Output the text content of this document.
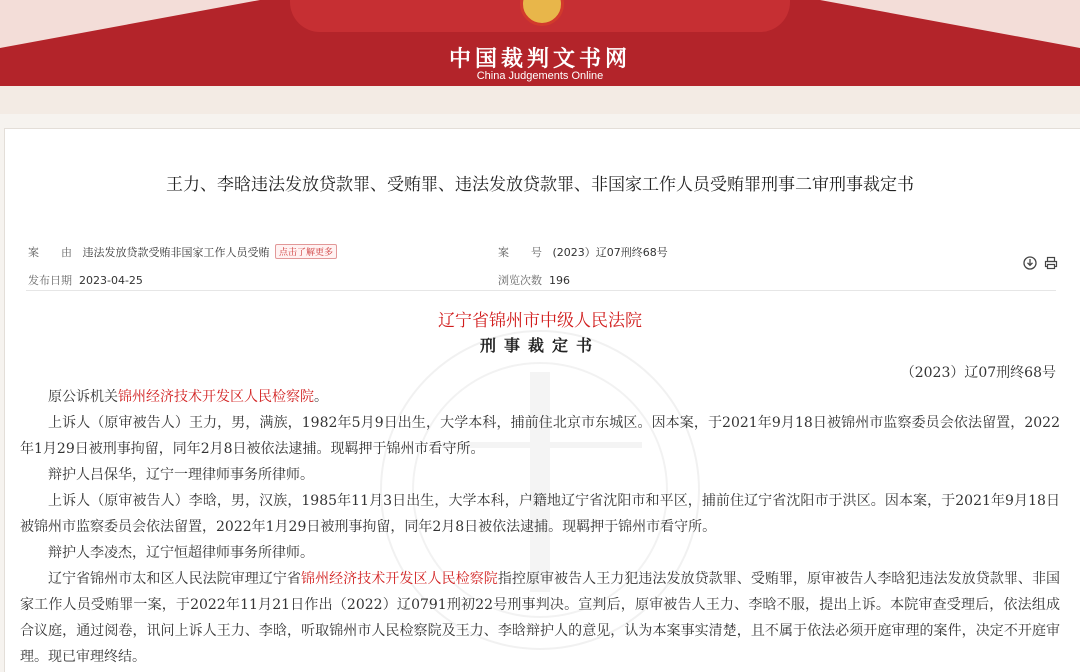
中国裁判文书网
China Judgements Online
王力、李晗违法发放贷款罪、受贿罪、违法发放贷款罪、非国家工作人员受贿罪刑事二审刑事裁定书
案　　由 违法发放贷款受贿非国家工作人员受贿 点击了解更多	案　　号 (2023）辽07刑终68号
发布日期 2023-04-25	浏览次数 196

辽宁省锦州市中级人民法院
刑事裁定书
（2023）辽07刑终68号

原公诉机关锦州经济技术开发区人民检察院。

上诉人（原审被告人）王力，男，满族，1982年5月9日出生，大学本科，捕前住北京市东城区。因本案，于2021年9月18日被锦州市监察委员会依法留置，2022年1月29日被刑事拘留，同年2月8日被依法逮捕。现羁押于锦州市看守所。

辩护人吕保华，辽宁一理律师事务所律师。

上诉人（原审被告人）李晗，男，汉族，1985年11月3日出生，大学本科，户籍地辽宁省沈阳市和平区，捕前住辽宁省沈阳市于洪区。因本案，于2021年9月18日被锦州市监察委员会依法留置，2022年1月29日被刑事拘留，同年2月8日被依法逮捕。现羁押于锦州市看守所。

辩护人李凌杰，辽宁恒超律师事务所律师。

辽宁省锦州市太和区人民法院审理辽宁省锦州经济技术开发区人民检察院指控原审被告人王力犯违法发放贷款罪、受贿罪，原审被告人李晗犯违法发放贷款罪、非国家工作人员受贿罪一案，于2022年11月21日作出（2022）辽0791刑初22号刑事判决。宣判后，原审被告人王力、李晗不服，提出上诉。本院审查受理后，依法组成合议庭，通过阅卷，讯问上诉人王力、李晗，听取锦州市人民检察院及王力、李晗辩护人的意见，认为本案事实清楚，且不属于依法必须开庭审理的案件，决定不开庭审理。现已审理终结。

= = =

# EXERCISE:
Print out the material word for word, omitting the pictures.

# FULL ANSWER:
Output the text content of this document.
中国裁判文书网
China Judgements Online
王力、李晗违法发放贷款罪、受贿罪、违法发放贷款罪、非国家工作人员受贿罪刑事二审刑事裁定书
案　　由 违法发放贷款受贿非国家工作人员受贿 点击了解更多	案　　号 (2023）辽07刑终68号
发布日期 2023-04-25	浏览次数 196

辽宁省锦州市中级人民法院
刑事裁定书
（2023）辽07刑终68号

原公诉机关锦州经济技术开发区人民检察院。

上诉人（原审被告人）王力，男，满族，1982年5月9日出生，大学本科，捕前住北京市东城区。因本案，于2021年9月18日被锦州市监察委员会依法留置，2022年1月29日被刑事拘留，同年2月8日被依法逮捕。现羁押于锦州市看守所。

辩护人吕保华，辽宁一理律师事务所律师。

上诉人（原审被告人）李晗，男，汉族，1985年11月3日出生，大学本科，户籍地辽宁省沈阳市和平区，捕前住辽宁省沈阳市于洪区。因本案，于2021年9月18日被锦州市监察委员会依法留置，2022年1月29日被刑事拘留，同年2月8日被依法逮捕。现羁押于锦州市看守所。

辩护人李凌杰，辽宁恒超律师事务所律师。

辽宁省锦州市太和区人民法院审理辽宁省锦州经济技术开发区人民检察院指控原审被告人王力犯违法发放贷款罪、受贿罪，原审被告人李晗犯违法发放贷款罪、非国家工作人员受贿罪一案，于2022年11月21日作出（2022）辽0791刑初22号刑事判决。宣判后，原审被告人王力、李晗不服，提出上诉。本院审查受理后，依法组成合议庭，通过阅卷，讯问上诉人王力、李晗，听取锦州市人民检察院及王力、李晗辩护人的意见，认为本案事实清楚，且不属于依法必须开庭审理的案件，决定不开庭审理。现已审理终结。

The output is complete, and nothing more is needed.